OBJECTIVE
Look below and pull out each line with the word "River".

PROVIDED INFORMATION
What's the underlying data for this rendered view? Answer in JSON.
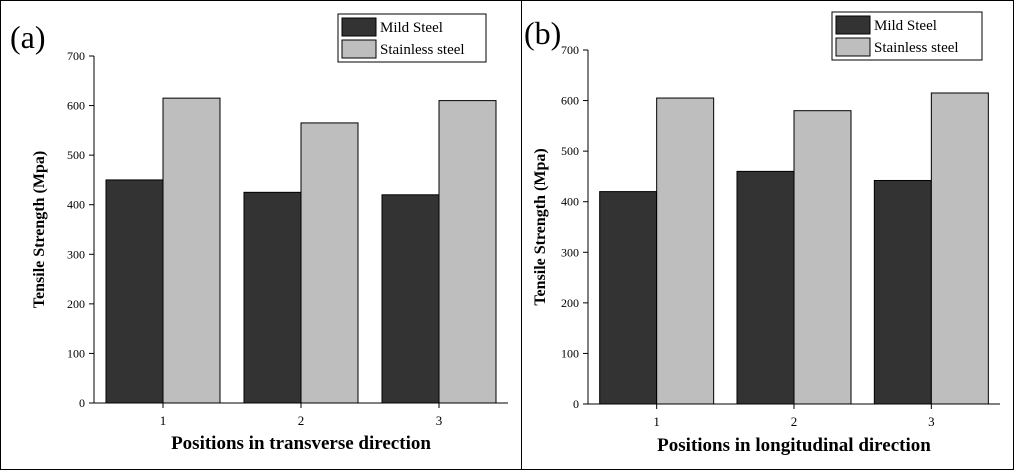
{
  "chart_data": [
    {
      "panel_label": "(a)",
      "type": "bar",
      "categories": [
        "1",
        "2",
        "3"
      ],
      "series": [
        {
          "name": "Mild Steel",
          "values": [
            450,
            425,
            420
          ],
          "color": "#333333"
        },
        {
          "name": "Stainless steel",
          "values": [
            615,
            565,
            610
          ],
          "color": "#bebebe"
        }
      ],
      "xlabel": "Positions in transverse direction",
      "ylabel": "Tensile Strength (Mpa)",
      "ylim": [
        0,
        700
      ],
      "yticks": [
        "0",
        "100",
        "200",
        "300",
        "400",
        "500",
        "600",
        "700"
      ],
      "grid": false,
      "legend_position": "top-right"
    },
    {
      "panel_label": "(b)",
      "type": "bar",
      "categories": [
        "1",
        "2",
        "3"
      ],
      "series": [
        {
          "name": "Mild Steel",
          "values": [
            420,
            460,
            442
          ],
          "color": "#333333"
        },
        {
          "name": "Stainless steel",
          "values": [
            605,
            580,
            615
          ],
          "color": "#bebebe"
        }
      ],
      "xlabel": "Positions in longitudinal direction",
      "ylabel": "Tensile Strength (Mpa)",
      "ylim": [
        0,
        700
      ],
      "yticks": [
        "0",
        "100",
        "200",
        "300",
        "400",
        "500",
        "600",
        "700"
      ],
      "grid": false,
      "legend_position": "top-right"
    }
  ]
}
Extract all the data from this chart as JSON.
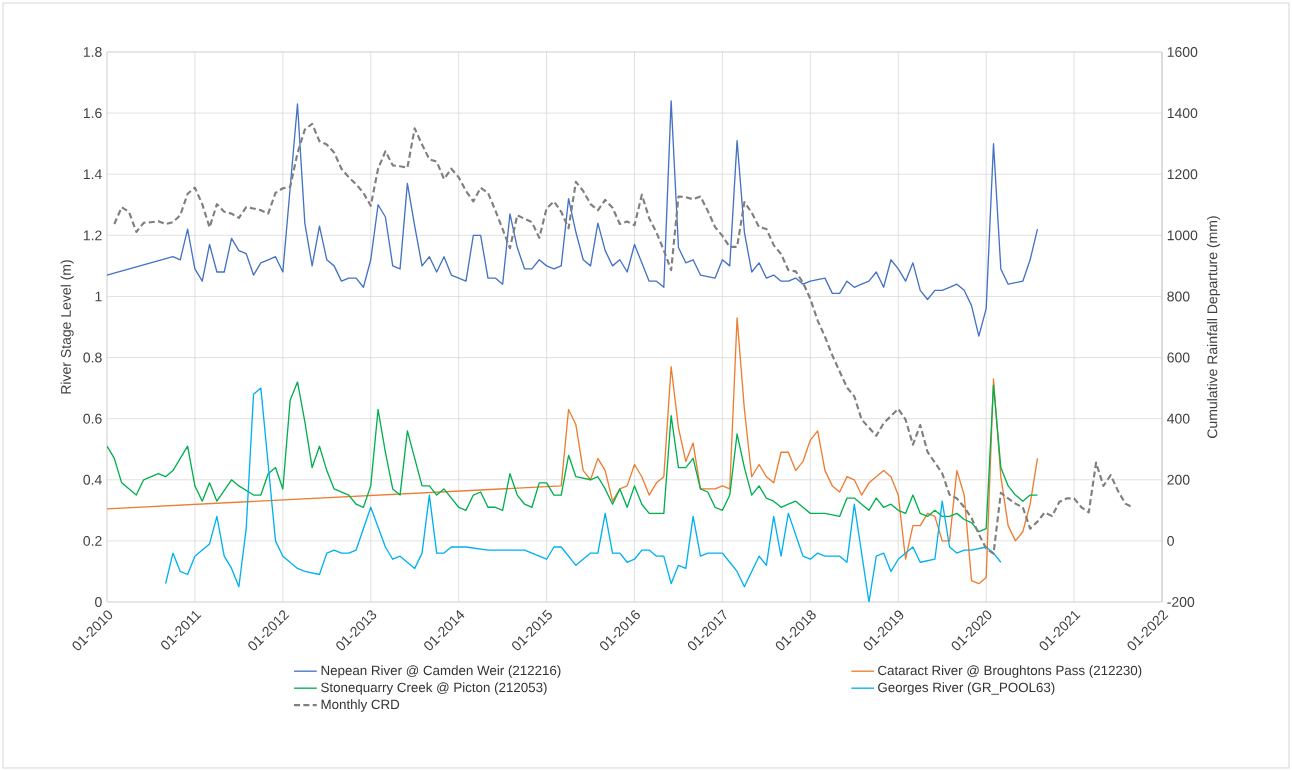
{
  "chart_data": {
    "type": "line",
    "ylabel": "River Stage Level (m)",
    "y2label": "Cumulative Rainfall Departure (mm)",
    "xlim": [
      "2010-01",
      "2022-01"
    ],
    "xticks": [
      {
        "value": "2010-01",
        "label": "01-2010"
      },
      {
        "value": "2011-01",
        "label": "01-2011"
      },
      {
        "value": "2012-01",
        "label": "01-2012"
      },
      {
        "value": "2013-01",
        "label": "01-2013"
      },
      {
        "value": "2014-01",
        "label": "01-2014"
      },
      {
        "value": "2015-01",
        "label": "01-2015"
      },
      {
        "value": "2016-01",
        "label": "01-2016"
      },
      {
        "value": "2017-01",
        "label": "01-2017"
      },
      {
        "value": "2018-01",
        "label": "01-2018"
      },
      {
        "value": "2019-01",
        "label": "01-2019"
      },
      {
        "value": "2020-01",
        "label": "01-2020"
      },
      {
        "value": "2021-01",
        "label": "01-2021"
      },
      {
        "value": "2022-01",
        "label": "01-2022"
      }
    ],
    "ylim": [
      0,
      1.8
    ],
    "yticks": [
      0,
      0.2,
      0.4,
      0.6,
      0.8,
      1,
      1.2,
      1.4,
      1.6,
      1.8
    ],
    "y2lim": [
      -200,
      1600
    ],
    "y2ticks": [
      -200,
      0,
      200,
      400,
      600,
      800,
      1000,
      1200,
      1400,
      1600
    ],
    "grid": true,
    "legend": "bottom",
    "series": [
      {
        "name": "Nepean River @ Camden Weir (212216)",
        "color": "#4472c4",
        "x": [
          "2010-01",
          "2010-10",
          "2010-11",
          "2010-12",
          "2011-01",
          "2011-02",
          "2011-03",
          "2011-04",
          "2011-05",
          "2011-06",
          "2011-07",
          "2011-08",
          "2011-09",
          "2011-10",
          "2011-11",
          "2011-12",
          "2012-01",
          "2012-03",
          "2012-04",
          "2012-05",
          "2012-06",
          "2012-07",
          "2012-08",
          "2012-09",
          "2012-10",
          "2012-11",
          "2012-12",
          "2013-01",
          "2013-02",
          "2013-03",
          "2013-04",
          "2013-05",
          "2013-06",
          "2013-07",
          "2013-08",
          "2013-09",
          "2013-10",
          "2013-11",
          "2013-12",
          "2014-01",
          "2014-02",
          "2014-03",
          "2014-04",
          "2014-05",
          "2014-06",
          "2014-07",
          "2014-08",
          "2014-09",
          "2014-10",
          "2014-11",
          "2014-12",
          "2015-01",
          "2015-02",
          "2015-03",
          "2015-04",
          "2015-05",
          "2015-06",
          "2015-07",
          "2015-08",
          "2015-09",
          "2015-10",
          "2015-11",
          "2015-12",
          "2016-01",
          "2016-03",
          "2016-04",
          "2016-05",
          "2016-06",
          "2016-07",
          "2016-08",
          "2016-09",
          "2016-10",
          "2016-12",
          "2017-01",
          "2017-02",
          "2017-03",
          "2017-04",
          "2017-05",
          "2017-06",
          "2017-07",
          "2017-08",
          "2017-09",
          "2017-10",
          "2017-11",
          "2017-12",
          "2018-01",
          "2018-03",
          "2018-04",
          "2018-05",
          "2018-06",
          "2018-07",
          "2018-08",
          "2018-09",
          "2018-10",
          "2018-11",
          "2018-12",
          "2019-01",
          "2019-02",
          "2019-03",
          "2019-04",
          "2019-05",
          "2019-06",
          "2019-07",
          "2019-08",
          "2019-09",
          "2019-10",
          "2019-11",
          "2019-12",
          "2020-01",
          "2020-02",
          "2020-03",
          "2020-04",
          "2020-06",
          "2020-07",
          "2020-08"
        ],
        "values": [
          1.07,
          1.13,
          1.12,
          1.22,
          1.09,
          1.05,
          1.17,
          1.08,
          1.08,
          1.19,
          1.15,
          1.14,
          1.07,
          1.11,
          1.12,
          1.13,
          1.08,
          1.63,
          1.24,
          1.1,
          1.23,
          1.12,
          1.1,
          1.05,
          1.06,
          1.06,
          1.03,
          1.12,
          1.3,
          1.26,
          1.1,
          1.09,
          1.37,
          1.23,
          1.1,
          1.13,
          1.08,
          1.13,
          1.07,
          1.06,
          1.05,
          1.2,
          1.2,
          1.06,
          1.06,
          1.04,
          1.27,
          1.16,
          1.09,
          1.09,
          1.12,
          1.1,
          1.09,
          1.1,
          1.32,
          1.21,
          1.12,
          1.1,
          1.24,
          1.15,
          1.1,
          1.12,
          1.08,
          1.17,
          1.05,
          1.05,
          1.03,
          1.64,
          1.16,
          1.11,
          1.12,
          1.07,
          1.06,
          1.12,
          1.1,
          1.51,
          1.21,
          1.08,
          1.11,
          1.06,
          1.07,
          1.05,
          1.05,
          1.06,
          1.04,
          1.05,
          1.06,
          1.01,
          1.01,
          1.05,
          1.03,
          1.04,
          1.05,
          1.08,
          1.03,
          1.12,
          1.09,
          1.05,
          1.11,
          1.02,
          0.99,
          1.02,
          1.02,
          1.03,
          1.04,
          1.02,
          0.97,
          0.87,
          0.96,
          1.5,
          1.09,
          1.04,
          1.05,
          1.12,
          1.22
        ]
      },
      {
        "name": "Cataract River @ Broughtons Pass (212230)",
        "color": "#ed7d31",
        "x": [
          "2010-01",
          "2015-03",
          "2015-04",
          "2015-05",
          "2015-06",
          "2015-07",
          "2015-08",
          "2015-09",
          "2015-10",
          "2015-11",
          "2015-12",
          "2016-01",
          "2016-02",
          "2016-03",
          "2016-04",
          "2016-05",
          "2016-06",
          "2016-07",
          "2016-08",
          "2016-09",
          "2016-10",
          "2016-11",
          "2016-12",
          "2017-01",
          "2017-02",
          "2017-03",
          "2017-04",
          "2017-05",
          "2017-06",
          "2017-07",
          "2017-08",
          "2017-09",
          "2017-10",
          "2017-11",
          "2017-12",
          "2018-01",
          "2018-02",
          "2018-03",
          "2018-04",
          "2018-05",
          "2018-06",
          "2018-07",
          "2018-08",
          "2018-09",
          "2018-10",
          "2018-11",
          "2018-12",
          "2019-01",
          "2019-02",
          "2019-03",
          "2019-04",
          "2019-05",
          "2019-06",
          "2019-07",
          "2019-08",
          "2019-09",
          "2019-10",
          "2019-11",
          "2019-12",
          "2020-01",
          "2020-02",
          "2020-03",
          "2020-04",
          "2020-05",
          "2020-06",
          "2020-07",
          "2020-08"
        ],
        "values": [
          0.305,
          0.38,
          0.63,
          0.58,
          0.43,
          0.4,
          0.47,
          0.43,
          0.33,
          0.37,
          0.38,
          0.45,
          0.41,
          0.35,
          0.39,
          0.41,
          0.77,
          0.57,
          0.46,
          0.52,
          0.37,
          0.37,
          0.37,
          0.38,
          0.37,
          0.93,
          0.63,
          0.41,
          0.45,
          0.41,
          0.39,
          0.49,
          0.49,
          0.43,
          0.46,
          0.53,
          0.56,
          0.43,
          0.38,
          0.36,
          0.41,
          0.4,
          0.35,
          0.39,
          0.41,
          0.43,
          0.41,
          0.35,
          0.14,
          0.25,
          0.25,
          0.29,
          0.28,
          0.2,
          0.2,
          0.43,
          0.35,
          0.07,
          0.06,
          0.08,
          0.73,
          0.41,
          0.25,
          0.2,
          0.23,
          0.32,
          0.47
        ]
      },
      {
        "name": "Stonequarry Creek @ Picton (212053)",
        "color": "#00b050",
        "x": [
          "2010-01",
          "2010-02",
          "2010-03",
          "2010-05",
          "2010-06",
          "2010-08",
          "2010-09",
          "2010-10",
          "2010-12",
          "2011-01",
          "2011-02",
          "2011-03",
          "2011-04",
          "2011-06",
          "2011-07",
          "2011-09",
          "2011-10",
          "2011-11",
          "2011-12",
          "2012-01",
          "2012-02",
          "2012-03",
          "2012-04",
          "2012-05",
          "2012-06",
          "2012-07",
          "2012-08",
          "2012-10",
          "2012-11",
          "2012-12",
          "2013-01",
          "2013-02",
          "2013-03",
          "2013-04",
          "2013-05",
          "2013-06",
          "2013-07",
          "2013-08",
          "2013-09",
          "2013-10",
          "2013-11",
          "2013-12",
          "2014-01",
          "2014-02",
          "2014-03",
          "2014-04",
          "2014-05",
          "2014-06",
          "2014-07",
          "2014-08",
          "2014-09",
          "2014-10",
          "2014-11",
          "2014-12",
          "2015-01",
          "2015-02",
          "2015-03",
          "2015-04",
          "2015-05",
          "2015-07",
          "2015-08",
          "2015-09",
          "2015-10",
          "2015-11",
          "2015-12",
          "2016-01",
          "2016-02",
          "2016-03",
          "2016-04",
          "2016-05",
          "2016-06",
          "2016-07",
          "2016-08",
          "2016-09",
          "2016-10",
          "2016-11",
          "2016-12",
          "2017-01",
          "2017-02",
          "2017-03",
          "2017-04",
          "2017-05",
          "2017-06",
          "2017-07",
          "2017-08",
          "2017-09",
          "2017-10",
          "2017-11",
          "2018-01",
          "2018-03",
          "2018-05",
          "2018-06",
          "2018-07",
          "2018-08",
          "2018-09",
          "2018-10",
          "2018-11",
          "2018-12",
          "2019-01",
          "2019-02",
          "2019-03",
          "2019-04",
          "2019-05",
          "2019-06",
          "2019-07",
          "2019-08",
          "2019-09",
          "2019-10",
          "2019-11",
          "2019-12",
          "2020-01",
          "2020-02",
          "2020-03",
          "2020-04",
          "2020-05",
          "2020-06",
          "2020-07",
          "2020-08"
        ],
        "values": [
          0.51,
          0.47,
          0.39,
          0.35,
          0.4,
          0.42,
          0.41,
          0.43,
          0.51,
          0.38,
          0.33,
          0.39,
          0.33,
          0.4,
          0.38,
          0.35,
          0.35,
          0.42,
          0.44,
          0.37,
          0.66,
          0.72,
          0.59,
          0.44,
          0.51,
          0.43,
          0.37,
          0.35,
          0.32,
          0.31,
          0.38,
          0.63,
          0.49,
          0.37,
          0.35,
          0.56,
          0.47,
          0.38,
          0.38,
          0.35,
          0.37,
          0.34,
          0.31,
          0.3,
          0.35,
          0.36,
          0.31,
          0.31,
          0.3,
          0.42,
          0.35,
          0.32,
          0.31,
          0.39,
          0.39,
          0.35,
          0.35,
          0.48,
          0.41,
          0.4,
          0.41,
          0.37,
          0.32,
          0.37,
          0.31,
          0.38,
          0.32,
          0.29,
          0.29,
          0.29,
          0.61,
          0.44,
          0.44,
          0.47,
          0.37,
          0.36,
          0.31,
          0.3,
          0.35,
          0.55,
          0.44,
          0.35,
          0.38,
          0.34,
          0.33,
          0.31,
          0.32,
          0.33,
          0.29,
          0.29,
          0.28,
          0.34,
          0.34,
          0.32,
          0.3,
          0.34,
          0.31,
          0.32,
          0.3,
          0.29,
          0.35,
          0.29,
          0.28,
          0.3,
          0.28,
          0.28,
          0.29,
          0.27,
          0.26,
          0.23,
          0.24,
          0.71,
          0.44,
          0.38,
          0.35,
          0.33,
          0.35,
          0.35
        ]
      },
      {
        "name": "Georges River (GR_POOL63)",
        "color": "#00b0f0",
        "x": [
          "2010-09",
          "2010-10",
          "2010-11",
          "2010-12",
          "2011-01",
          "2011-02",
          "2011-03",
          "2011-04",
          "2011-05",
          "2011-06",
          "2011-07",
          "2011-08",
          "2011-09",
          "2011-10",
          "2011-12",
          "2012-01",
          "2012-03",
          "2012-04",
          "2012-06",
          "2012-07",
          "2012-08",
          "2012-09",
          "2012-10",
          "2012-11",
          "2013-01",
          "2013-03",
          "2013-04",
          "2013-05",
          "2013-07",
          "2013-08",
          "2013-09",
          "2013-10",
          "2013-11",
          "2013-12",
          "2014-01",
          "2014-02",
          "2014-05",
          "2014-07",
          "2014-10",
          "2015-01",
          "2015-02",
          "2015-03",
          "2015-05",
          "2015-07",
          "2015-08",
          "2015-09",
          "2015-10",
          "2015-11",
          "2015-12",
          "2016-01",
          "2016-02",
          "2016-03",
          "2016-04",
          "2016-05",
          "2016-06",
          "2016-07",
          "2016-08",
          "2016-09",
          "2016-10",
          "2016-11",
          "2017-01",
          "2017-02",
          "2017-03",
          "2017-04",
          "2017-06",
          "2017-07",
          "2017-08",
          "2017-09",
          "2017-10",
          "2017-12",
          "2018-01",
          "2018-02",
          "2018-03",
          "2018-05",
          "2018-06",
          "2018-07",
          "2018-09",
          "2018-10",
          "2018-11",
          "2018-12",
          "2019-01",
          "2019-02",
          "2019-03",
          "2019-04",
          "2019-06",
          "2019-07",
          "2019-08",
          "2019-09",
          "2019-10",
          "2019-11",
          "2020-01",
          "2020-02",
          "2020-03"
        ],
        "values": [
          0.06,
          0.16,
          0.1,
          0.09,
          0.15,
          0.17,
          0.19,
          0.28,
          0.15,
          0.11,
          0.05,
          0.24,
          0.68,
          0.7,
          0.2,
          0.15,
          0.11,
          0.1,
          0.09,
          0.16,
          0.17,
          0.16,
          0.16,
          0.17,
          0.31,
          0.18,
          0.14,
          0.15,
          0.11,
          0.16,
          0.35,
          0.16,
          0.16,
          0.18,
          0.18,
          0.18,
          0.17,
          0.17,
          0.17,
          0.14,
          0.18,
          0.18,
          0.12,
          0.16,
          0.16,
          0.29,
          0.16,
          0.16,
          0.13,
          0.14,
          0.17,
          0.17,
          0.15,
          0.15,
          0.06,
          0.12,
          0.11,
          0.28,
          0.15,
          0.16,
          0.16,
          0.13,
          0.1,
          0.05,
          0.15,
          0.12,
          0.28,
          0.15,
          0.29,
          0.15,
          0.14,
          0.16,
          0.15,
          0.15,
          0.13,
          0.32,
          0.0,
          0.15,
          0.16,
          0.1,
          0.14,
          0.16,
          0.18,
          0.13,
          0.14,
          0.33,
          0.18,
          0.16,
          0.17,
          0.17,
          0.18,
          0.16,
          0.13
        ]
      },
      {
        "name": "Monthly CRD",
        "color": "#7f7f7f",
        "axis": "y2",
        "line_style": "dashed",
        "x": [
          "2010-02",
          "2010-03",
          "2010-04",
          "2010-05",
          "2010-06",
          "2010-07",
          "2010-08",
          "2010-09",
          "2010-10",
          "2010-11",
          "2010-12",
          "2011-01",
          "2011-02",
          "2011-03",
          "2011-04",
          "2011-05",
          "2011-06",
          "2011-07",
          "2011-08",
          "2011-09",
          "2011-10",
          "2011-11",
          "2011-12",
          "2012-01",
          "2012-02",
          "2012-03",
          "2012-04",
          "2012-05",
          "2012-06",
          "2012-07",
          "2012-08",
          "2012-09",
          "2012-10",
          "2012-11",
          "2012-12",
          "2013-01",
          "2013-02",
          "2013-03",
          "2013-04",
          "2013-05",
          "2013-06",
          "2013-07",
          "2013-08",
          "2013-09",
          "2013-10",
          "2013-11",
          "2013-12",
          "2014-01",
          "2014-02",
          "2014-03",
          "2014-04",
          "2014-05",
          "2014-06",
          "2014-07",
          "2014-08",
          "2014-09",
          "2014-10",
          "2014-11",
          "2014-12",
          "2015-01",
          "2015-02",
          "2015-03",
          "2015-04",
          "2015-05",
          "2015-06",
          "2015-07",
          "2015-08",
          "2015-09",
          "2015-10",
          "2015-11",
          "2015-12",
          "2016-01",
          "2016-02",
          "2016-03",
          "2016-04",
          "2016-05",
          "2016-06",
          "2016-07",
          "2016-08",
          "2016-09",
          "2016-10",
          "2016-11",
          "2016-12",
          "2017-01",
          "2017-02",
          "2017-03",
          "2017-04",
          "2017-05",
          "2017-06",
          "2017-07",
          "2017-08",
          "2017-09",
          "2017-10",
          "2017-11",
          "2017-12",
          "2018-01",
          "2018-02",
          "2018-03",
          "2018-04",
          "2018-06",
          "2018-07",
          "2018-08",
          "2018-10",
          "2018-11",
          "2019-01",
          "2019-02",
          "2019-03",
          "2019-04",
          "2019-05",
          "2019-07",
          "2019-08",
          "2019-09",
          "2019-10",
          "2019-11",
          "2019-12",
          "2020-01",
          "2020-02",
          "2020-03",
          "2020-04",
          "2020-05",
          "2020-06",
          "2020-07",
          "2020-08",
          "2020-09",
          "2020-10",
          "2020-11",
          "2020-12",
          "2021-01",
          "2021-02",
          "2021-03",
          "2021-04",
          "2021-05",
          "2021-06",
          "2021-07",
          "2021-08",
          "2021-09"
        ],
        "values": [
          1037,
          1092,
          1077,
          1011,
          1041,
          1043,
          1046,
          1037,
          1043,
          1066,
          1136,
          1156,
          1102,
          1026,
          1102,
          1077,
          1071,
          1057,
          1092,
          1088,
          1082,
          1071,
          1139,
          1154,
          1158,
          1269,
          1346,
          1365,
          1308,
          1297,
          1271,
          1218,
          1190,
          1167,
          1139,
          1097,
          1218,
          1275,
          1229,
          1226,
          1221,
          1350,
          1297,
          1249,
          1241,
          1184,
          1218,
          1190,
          1145,
          1111,
          1156,
          1139,
          1082,
          1020,
          958,
          1066,
          1054,
          1043,
          992,
          1088,
          1111,
          1077,
          1023,
          1175,
          1145,
          1102,
          1082,
          1116,
          1090,
          1037,
          1045,
          1033,
          1133,
          1056,
          1009,
          951,
          886,
          1127,
          1125,
          1118,
          1127,
          1080,
          1027,
          998,
          962,
          962,
          1109,
          1074,
          1027,
          1021,
          968,
          939,
          886,
          882,
          845,
          792,
          721,
          668,
          607,
          502,
          473,
          397,
          344,
          385,
          432,
          397,
          315,
          379,
          291,
          221,
          151,
          139,
          110,
          75,
          22,
          -25,
          -42,
          157,
          139,
          122,
          110,
          40,
          63,
          93,
          81,
          128,
          139,
          139,
          110,
          93,
          256,
          180,
          215,
          163,
          122,
          110
        ]
      }
    ]
  }
}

REPLY
    "ylabel": "River Stage Level (m)",
        "name": "Nepean River @ Camden Weir (212216)",
        "name": "Cataract River @ Broughtons Pass (212230)",
        "name": "Georges River (GR_POOL63)",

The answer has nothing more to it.